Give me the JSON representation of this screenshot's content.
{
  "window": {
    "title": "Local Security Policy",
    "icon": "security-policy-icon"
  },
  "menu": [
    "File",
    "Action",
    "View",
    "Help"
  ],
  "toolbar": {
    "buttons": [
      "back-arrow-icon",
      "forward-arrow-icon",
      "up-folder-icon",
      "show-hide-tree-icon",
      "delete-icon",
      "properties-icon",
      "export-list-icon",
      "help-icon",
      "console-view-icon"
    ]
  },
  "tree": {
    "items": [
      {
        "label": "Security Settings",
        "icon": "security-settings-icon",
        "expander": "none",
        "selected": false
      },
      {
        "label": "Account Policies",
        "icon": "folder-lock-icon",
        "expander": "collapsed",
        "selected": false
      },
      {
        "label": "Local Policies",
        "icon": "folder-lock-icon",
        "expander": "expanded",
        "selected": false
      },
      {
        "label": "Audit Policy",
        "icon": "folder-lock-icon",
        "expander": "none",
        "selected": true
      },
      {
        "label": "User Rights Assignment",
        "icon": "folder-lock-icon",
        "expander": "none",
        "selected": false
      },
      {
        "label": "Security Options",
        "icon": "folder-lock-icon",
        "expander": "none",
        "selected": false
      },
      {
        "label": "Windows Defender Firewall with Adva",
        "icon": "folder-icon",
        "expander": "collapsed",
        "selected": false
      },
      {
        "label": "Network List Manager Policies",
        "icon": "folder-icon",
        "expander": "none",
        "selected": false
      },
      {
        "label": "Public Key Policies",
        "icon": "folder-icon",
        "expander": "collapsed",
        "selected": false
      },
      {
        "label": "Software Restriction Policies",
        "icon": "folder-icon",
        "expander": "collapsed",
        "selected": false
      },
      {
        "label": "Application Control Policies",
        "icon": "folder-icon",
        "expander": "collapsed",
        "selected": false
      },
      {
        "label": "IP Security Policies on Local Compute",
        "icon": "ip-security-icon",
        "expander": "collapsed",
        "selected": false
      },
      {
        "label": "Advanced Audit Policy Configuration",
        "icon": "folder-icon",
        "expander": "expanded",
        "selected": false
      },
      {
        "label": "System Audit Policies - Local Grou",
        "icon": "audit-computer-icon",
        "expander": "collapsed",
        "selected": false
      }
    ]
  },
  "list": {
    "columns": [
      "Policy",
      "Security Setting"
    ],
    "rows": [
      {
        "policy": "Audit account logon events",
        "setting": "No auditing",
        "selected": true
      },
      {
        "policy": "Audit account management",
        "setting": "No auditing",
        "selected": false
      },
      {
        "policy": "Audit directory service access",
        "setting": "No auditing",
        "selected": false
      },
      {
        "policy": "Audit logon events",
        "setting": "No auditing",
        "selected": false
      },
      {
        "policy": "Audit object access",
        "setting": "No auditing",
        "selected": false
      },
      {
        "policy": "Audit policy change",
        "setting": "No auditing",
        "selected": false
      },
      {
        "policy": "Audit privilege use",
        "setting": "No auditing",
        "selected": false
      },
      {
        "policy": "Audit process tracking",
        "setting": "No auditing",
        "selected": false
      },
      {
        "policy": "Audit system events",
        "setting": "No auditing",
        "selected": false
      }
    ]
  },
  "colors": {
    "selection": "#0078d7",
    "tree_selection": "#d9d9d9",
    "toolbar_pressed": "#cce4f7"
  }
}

◇ ◇ ◇ ◇

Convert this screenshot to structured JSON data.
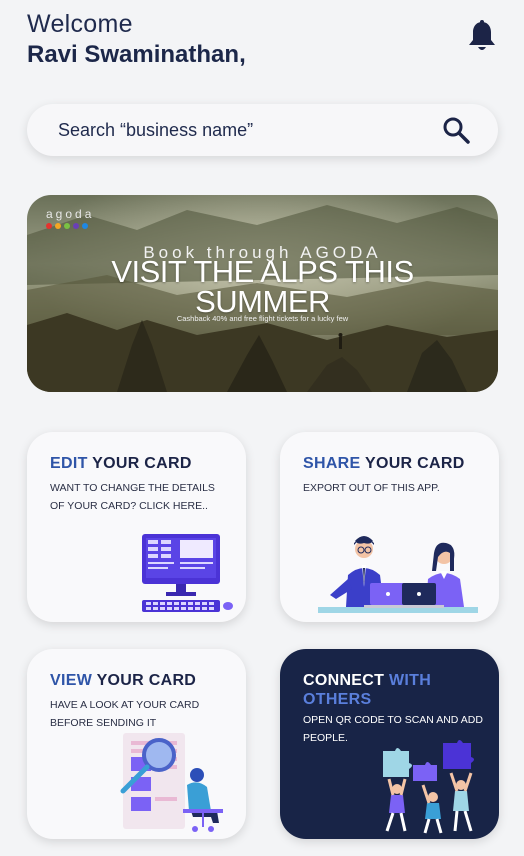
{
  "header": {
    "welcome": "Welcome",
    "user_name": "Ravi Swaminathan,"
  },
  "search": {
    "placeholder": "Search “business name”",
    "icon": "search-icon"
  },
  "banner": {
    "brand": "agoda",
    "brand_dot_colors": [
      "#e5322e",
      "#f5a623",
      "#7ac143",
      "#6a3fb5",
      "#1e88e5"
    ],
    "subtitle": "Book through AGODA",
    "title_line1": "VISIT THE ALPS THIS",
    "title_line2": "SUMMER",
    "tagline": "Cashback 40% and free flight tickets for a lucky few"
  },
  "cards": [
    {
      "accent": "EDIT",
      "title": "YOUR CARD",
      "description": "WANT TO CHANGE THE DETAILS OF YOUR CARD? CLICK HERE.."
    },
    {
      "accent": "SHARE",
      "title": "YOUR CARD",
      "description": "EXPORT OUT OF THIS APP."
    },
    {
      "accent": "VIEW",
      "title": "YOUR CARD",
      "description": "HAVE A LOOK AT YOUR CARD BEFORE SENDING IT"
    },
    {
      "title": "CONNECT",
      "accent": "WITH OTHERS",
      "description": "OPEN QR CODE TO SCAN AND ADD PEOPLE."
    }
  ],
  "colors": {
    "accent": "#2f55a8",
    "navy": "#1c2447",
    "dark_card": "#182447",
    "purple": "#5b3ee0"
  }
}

◇ ◇ ◇ ◇

Given request
Copy every line from the records above that contains the word "logon".

Task answer
        "policy": "Audit account logon events",
        "policy": "Audit logon events",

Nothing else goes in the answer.